Material for this exercise =>

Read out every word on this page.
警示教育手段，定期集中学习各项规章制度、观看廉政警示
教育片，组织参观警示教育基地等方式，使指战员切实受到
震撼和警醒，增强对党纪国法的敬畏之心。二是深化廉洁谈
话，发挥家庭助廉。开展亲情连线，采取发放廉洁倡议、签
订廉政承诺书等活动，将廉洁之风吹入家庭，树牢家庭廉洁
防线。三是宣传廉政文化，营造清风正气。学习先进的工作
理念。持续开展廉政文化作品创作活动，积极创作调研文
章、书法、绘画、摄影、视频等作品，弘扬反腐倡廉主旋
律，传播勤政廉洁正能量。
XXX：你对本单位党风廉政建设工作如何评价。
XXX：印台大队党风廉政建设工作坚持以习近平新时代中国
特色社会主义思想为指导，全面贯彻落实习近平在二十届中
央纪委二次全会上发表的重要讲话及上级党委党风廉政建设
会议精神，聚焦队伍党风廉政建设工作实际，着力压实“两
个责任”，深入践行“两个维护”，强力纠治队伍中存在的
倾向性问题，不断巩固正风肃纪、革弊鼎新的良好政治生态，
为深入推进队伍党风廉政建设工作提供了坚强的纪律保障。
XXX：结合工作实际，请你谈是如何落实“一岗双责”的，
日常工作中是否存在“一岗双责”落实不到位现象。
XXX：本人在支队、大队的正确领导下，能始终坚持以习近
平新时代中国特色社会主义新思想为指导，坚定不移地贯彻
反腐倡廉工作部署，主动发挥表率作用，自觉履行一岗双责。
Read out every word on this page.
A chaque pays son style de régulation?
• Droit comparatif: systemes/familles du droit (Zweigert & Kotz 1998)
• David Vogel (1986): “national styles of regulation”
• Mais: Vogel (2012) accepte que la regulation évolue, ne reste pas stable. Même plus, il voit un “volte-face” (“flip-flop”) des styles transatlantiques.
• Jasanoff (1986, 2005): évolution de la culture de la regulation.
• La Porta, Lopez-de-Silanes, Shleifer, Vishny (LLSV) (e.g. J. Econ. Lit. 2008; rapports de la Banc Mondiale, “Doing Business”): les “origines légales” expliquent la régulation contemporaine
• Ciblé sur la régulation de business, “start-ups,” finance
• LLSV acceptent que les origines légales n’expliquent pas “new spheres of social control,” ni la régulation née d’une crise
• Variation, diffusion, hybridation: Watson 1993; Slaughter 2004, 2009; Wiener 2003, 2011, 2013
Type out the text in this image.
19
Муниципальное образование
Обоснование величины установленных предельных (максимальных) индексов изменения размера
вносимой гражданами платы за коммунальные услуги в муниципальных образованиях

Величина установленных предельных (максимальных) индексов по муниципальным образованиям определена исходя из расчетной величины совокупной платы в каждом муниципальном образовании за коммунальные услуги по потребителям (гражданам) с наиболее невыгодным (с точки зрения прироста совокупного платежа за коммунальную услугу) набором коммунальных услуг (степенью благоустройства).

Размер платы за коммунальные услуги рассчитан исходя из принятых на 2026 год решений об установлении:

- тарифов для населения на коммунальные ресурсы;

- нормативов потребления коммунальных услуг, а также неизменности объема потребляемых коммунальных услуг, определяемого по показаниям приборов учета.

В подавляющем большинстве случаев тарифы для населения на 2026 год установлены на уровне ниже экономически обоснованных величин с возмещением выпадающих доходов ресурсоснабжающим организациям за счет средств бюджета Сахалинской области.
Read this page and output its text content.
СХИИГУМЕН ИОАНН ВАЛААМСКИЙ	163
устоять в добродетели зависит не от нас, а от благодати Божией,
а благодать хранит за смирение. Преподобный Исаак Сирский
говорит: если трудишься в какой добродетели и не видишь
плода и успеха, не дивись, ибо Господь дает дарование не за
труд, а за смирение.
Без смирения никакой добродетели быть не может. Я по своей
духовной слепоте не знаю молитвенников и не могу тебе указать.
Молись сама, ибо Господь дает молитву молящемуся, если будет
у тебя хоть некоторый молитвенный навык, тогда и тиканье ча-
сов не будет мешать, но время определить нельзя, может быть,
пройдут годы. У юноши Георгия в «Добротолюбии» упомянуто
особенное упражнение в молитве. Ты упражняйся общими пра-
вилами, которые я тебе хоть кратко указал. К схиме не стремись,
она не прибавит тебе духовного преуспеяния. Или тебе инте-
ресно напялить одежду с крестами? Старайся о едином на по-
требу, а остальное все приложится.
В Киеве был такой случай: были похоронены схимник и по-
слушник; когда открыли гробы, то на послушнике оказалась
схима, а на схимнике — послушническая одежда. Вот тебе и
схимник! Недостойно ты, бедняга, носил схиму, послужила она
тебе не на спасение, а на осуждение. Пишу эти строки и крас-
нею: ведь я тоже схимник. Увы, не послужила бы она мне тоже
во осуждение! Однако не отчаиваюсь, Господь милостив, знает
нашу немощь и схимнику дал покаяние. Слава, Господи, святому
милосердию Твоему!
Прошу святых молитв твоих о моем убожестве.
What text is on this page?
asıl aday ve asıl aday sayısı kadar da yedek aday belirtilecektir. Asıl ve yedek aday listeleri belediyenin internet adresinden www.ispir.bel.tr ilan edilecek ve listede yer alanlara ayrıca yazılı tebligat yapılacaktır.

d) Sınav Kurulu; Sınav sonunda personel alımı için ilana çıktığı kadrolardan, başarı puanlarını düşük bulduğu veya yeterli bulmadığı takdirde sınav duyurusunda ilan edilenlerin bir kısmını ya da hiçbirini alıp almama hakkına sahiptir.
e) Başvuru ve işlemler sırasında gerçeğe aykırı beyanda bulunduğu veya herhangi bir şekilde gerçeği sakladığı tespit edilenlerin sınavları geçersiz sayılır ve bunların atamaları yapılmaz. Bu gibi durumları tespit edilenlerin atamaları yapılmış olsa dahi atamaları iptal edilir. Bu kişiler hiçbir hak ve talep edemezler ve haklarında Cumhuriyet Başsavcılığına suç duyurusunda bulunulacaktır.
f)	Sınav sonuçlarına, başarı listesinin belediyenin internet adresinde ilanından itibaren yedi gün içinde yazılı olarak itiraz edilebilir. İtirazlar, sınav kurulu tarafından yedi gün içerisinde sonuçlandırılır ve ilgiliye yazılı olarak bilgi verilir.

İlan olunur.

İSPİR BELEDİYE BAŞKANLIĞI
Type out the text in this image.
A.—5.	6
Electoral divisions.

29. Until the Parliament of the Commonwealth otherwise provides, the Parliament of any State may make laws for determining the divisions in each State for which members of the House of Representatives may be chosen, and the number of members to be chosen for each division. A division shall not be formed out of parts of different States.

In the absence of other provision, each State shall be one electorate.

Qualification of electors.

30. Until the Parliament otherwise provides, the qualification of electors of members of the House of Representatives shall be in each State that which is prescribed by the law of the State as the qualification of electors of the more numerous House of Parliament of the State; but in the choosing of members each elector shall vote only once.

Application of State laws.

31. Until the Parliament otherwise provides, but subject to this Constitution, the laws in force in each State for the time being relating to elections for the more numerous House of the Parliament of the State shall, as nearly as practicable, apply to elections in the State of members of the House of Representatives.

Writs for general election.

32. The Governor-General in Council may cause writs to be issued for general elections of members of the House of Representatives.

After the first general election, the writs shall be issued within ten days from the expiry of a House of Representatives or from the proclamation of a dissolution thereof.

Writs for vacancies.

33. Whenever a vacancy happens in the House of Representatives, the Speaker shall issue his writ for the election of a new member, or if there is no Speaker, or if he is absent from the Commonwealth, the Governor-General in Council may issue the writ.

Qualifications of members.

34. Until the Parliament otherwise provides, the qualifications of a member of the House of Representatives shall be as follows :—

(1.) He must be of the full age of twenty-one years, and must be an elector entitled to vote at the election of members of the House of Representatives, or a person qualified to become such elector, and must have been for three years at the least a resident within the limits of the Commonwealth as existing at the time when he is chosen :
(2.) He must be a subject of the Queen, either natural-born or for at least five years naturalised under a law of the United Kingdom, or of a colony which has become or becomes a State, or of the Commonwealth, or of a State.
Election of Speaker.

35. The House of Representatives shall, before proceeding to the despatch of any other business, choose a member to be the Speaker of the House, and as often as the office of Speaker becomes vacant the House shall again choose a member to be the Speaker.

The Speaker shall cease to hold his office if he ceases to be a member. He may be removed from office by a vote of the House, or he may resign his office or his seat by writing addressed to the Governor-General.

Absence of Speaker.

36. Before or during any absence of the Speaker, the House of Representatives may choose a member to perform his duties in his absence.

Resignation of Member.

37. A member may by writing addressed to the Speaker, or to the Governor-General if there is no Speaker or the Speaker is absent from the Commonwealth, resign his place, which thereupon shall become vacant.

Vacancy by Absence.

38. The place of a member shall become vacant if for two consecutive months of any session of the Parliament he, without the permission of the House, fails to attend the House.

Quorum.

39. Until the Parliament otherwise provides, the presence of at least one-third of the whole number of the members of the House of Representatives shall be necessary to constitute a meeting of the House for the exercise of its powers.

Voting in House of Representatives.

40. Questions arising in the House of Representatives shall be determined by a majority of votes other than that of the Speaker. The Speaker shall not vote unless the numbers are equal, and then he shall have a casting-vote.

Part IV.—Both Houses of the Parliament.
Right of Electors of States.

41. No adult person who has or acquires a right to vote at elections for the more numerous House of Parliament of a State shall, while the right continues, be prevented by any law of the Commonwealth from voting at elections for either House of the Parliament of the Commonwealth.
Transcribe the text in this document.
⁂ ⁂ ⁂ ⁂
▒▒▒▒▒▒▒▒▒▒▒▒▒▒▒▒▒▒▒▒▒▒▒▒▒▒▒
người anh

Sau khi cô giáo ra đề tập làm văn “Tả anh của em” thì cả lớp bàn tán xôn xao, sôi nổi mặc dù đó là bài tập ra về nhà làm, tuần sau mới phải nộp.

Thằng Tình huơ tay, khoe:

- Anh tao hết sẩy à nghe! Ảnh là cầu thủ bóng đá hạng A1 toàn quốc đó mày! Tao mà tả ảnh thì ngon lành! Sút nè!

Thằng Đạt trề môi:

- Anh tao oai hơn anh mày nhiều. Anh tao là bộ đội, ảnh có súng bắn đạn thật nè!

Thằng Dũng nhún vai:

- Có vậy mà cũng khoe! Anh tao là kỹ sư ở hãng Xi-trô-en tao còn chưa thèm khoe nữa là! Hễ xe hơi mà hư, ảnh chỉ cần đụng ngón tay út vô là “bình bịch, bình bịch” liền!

Task brief => Return all lines containing the word "тебе".

Response to the task =>
духовной слепоте не знаю молитвенников и не могу тебе указать.
вилами, которые я тебе хоть кратко указал. К схиме не стремись,
она не прибавит тебе духовного преуспеяния. Или тебе инте-
схима, а на схимнике — послушническая одежда. Вот тебе и
тебе не на спасение, а на осуждение. Пишу эти строки и крас-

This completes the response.